** Begin Material **

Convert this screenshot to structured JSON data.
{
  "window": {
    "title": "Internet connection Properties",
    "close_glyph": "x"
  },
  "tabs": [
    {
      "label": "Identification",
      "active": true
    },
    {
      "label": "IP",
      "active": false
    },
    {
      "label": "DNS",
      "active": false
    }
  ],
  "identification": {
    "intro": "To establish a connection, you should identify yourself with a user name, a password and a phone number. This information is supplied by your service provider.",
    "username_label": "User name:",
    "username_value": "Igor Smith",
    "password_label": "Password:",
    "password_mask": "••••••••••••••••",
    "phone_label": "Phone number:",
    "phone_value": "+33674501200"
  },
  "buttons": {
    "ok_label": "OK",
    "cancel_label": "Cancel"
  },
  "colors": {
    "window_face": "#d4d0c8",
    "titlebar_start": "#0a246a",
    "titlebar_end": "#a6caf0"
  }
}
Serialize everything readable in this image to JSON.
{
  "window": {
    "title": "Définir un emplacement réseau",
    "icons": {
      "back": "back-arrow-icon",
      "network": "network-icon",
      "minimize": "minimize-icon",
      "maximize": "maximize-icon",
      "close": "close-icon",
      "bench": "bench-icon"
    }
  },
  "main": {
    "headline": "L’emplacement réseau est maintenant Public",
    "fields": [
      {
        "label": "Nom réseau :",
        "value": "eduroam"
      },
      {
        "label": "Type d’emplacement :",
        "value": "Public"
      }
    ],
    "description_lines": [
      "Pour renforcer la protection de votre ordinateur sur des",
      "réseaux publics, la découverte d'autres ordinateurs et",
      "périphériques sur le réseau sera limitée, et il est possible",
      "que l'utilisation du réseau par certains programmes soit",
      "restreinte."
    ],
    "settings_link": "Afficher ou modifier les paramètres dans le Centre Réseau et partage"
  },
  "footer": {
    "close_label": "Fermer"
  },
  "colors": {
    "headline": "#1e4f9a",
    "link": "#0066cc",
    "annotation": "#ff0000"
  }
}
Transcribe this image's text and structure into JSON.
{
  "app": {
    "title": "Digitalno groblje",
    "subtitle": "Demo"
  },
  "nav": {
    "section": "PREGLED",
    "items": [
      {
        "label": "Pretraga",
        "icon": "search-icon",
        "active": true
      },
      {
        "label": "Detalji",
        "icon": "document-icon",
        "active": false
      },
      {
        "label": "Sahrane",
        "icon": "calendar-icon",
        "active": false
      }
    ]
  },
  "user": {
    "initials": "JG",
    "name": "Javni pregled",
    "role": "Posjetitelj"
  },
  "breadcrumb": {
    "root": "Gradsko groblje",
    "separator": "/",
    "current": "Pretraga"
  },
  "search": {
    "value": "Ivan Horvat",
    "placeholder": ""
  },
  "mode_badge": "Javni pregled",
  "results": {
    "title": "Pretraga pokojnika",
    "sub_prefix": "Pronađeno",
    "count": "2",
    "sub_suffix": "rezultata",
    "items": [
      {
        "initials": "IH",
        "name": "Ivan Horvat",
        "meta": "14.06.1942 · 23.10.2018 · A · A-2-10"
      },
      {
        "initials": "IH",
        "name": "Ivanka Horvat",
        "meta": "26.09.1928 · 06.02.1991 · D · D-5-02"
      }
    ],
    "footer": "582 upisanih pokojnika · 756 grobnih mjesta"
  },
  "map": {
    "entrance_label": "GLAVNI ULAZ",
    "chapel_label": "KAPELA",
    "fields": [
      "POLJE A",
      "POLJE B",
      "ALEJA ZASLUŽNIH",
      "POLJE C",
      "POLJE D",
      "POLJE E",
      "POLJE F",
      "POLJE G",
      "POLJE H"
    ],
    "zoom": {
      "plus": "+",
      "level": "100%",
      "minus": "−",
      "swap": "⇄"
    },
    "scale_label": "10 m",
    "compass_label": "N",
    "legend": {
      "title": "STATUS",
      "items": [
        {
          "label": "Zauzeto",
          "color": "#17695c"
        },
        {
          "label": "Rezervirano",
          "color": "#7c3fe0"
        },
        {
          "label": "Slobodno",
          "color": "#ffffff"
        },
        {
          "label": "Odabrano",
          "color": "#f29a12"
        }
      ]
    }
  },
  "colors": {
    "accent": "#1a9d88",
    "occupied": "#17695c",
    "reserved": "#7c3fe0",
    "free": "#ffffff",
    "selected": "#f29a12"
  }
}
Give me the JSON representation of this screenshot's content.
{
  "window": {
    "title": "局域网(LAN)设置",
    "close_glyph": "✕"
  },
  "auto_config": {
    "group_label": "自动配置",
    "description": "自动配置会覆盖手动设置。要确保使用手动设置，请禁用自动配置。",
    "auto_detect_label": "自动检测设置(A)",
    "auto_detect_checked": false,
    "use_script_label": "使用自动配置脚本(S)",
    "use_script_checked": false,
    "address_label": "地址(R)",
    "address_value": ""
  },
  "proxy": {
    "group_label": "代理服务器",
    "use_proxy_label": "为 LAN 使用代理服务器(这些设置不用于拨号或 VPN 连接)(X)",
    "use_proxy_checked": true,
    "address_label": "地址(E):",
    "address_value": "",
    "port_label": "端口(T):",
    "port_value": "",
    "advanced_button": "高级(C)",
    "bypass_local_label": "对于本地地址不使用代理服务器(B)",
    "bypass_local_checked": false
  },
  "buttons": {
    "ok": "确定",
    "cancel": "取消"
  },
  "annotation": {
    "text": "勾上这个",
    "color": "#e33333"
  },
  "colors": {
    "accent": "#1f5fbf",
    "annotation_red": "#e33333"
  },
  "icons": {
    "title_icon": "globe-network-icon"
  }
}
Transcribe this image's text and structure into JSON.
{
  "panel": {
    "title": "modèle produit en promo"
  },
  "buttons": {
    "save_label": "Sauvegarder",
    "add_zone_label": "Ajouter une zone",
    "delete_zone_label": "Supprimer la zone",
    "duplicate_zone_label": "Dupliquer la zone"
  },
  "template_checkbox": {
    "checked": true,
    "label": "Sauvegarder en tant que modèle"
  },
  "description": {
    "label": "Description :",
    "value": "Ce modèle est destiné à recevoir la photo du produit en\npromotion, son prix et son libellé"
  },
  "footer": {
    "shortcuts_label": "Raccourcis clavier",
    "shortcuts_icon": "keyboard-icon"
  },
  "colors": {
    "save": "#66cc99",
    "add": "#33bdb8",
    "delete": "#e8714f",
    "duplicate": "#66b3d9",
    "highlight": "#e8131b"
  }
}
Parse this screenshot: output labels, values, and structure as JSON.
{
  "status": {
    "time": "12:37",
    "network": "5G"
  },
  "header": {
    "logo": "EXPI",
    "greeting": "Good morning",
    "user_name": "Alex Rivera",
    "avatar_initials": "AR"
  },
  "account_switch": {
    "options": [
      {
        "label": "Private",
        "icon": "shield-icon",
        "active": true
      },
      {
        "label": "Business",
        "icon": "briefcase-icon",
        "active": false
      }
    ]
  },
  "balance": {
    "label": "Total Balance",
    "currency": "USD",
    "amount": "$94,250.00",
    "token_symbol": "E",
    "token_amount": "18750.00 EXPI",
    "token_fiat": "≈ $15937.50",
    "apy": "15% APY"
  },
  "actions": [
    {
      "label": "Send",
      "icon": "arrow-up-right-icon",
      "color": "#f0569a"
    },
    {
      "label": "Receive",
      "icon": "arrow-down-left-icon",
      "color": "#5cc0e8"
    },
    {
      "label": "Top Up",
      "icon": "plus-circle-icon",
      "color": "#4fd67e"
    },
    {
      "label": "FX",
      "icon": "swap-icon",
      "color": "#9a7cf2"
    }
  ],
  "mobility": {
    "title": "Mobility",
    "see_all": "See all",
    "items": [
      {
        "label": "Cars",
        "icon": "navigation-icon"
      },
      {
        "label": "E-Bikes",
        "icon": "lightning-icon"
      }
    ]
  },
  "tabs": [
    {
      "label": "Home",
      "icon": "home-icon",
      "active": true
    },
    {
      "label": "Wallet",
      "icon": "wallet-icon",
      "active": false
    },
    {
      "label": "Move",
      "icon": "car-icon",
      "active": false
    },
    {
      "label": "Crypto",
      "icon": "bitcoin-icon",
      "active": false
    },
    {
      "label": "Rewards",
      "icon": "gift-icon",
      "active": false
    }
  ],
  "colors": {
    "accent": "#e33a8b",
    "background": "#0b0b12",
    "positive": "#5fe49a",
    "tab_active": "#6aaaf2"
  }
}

** End Material **

Task details:
Find the word "Horvat" in the entries above and gather every line that holds it.

Solved exercise:
    "value": "Ivan Horvat",
        "name": "Ivan Horvat",
        "name": "Ivanka Horvat",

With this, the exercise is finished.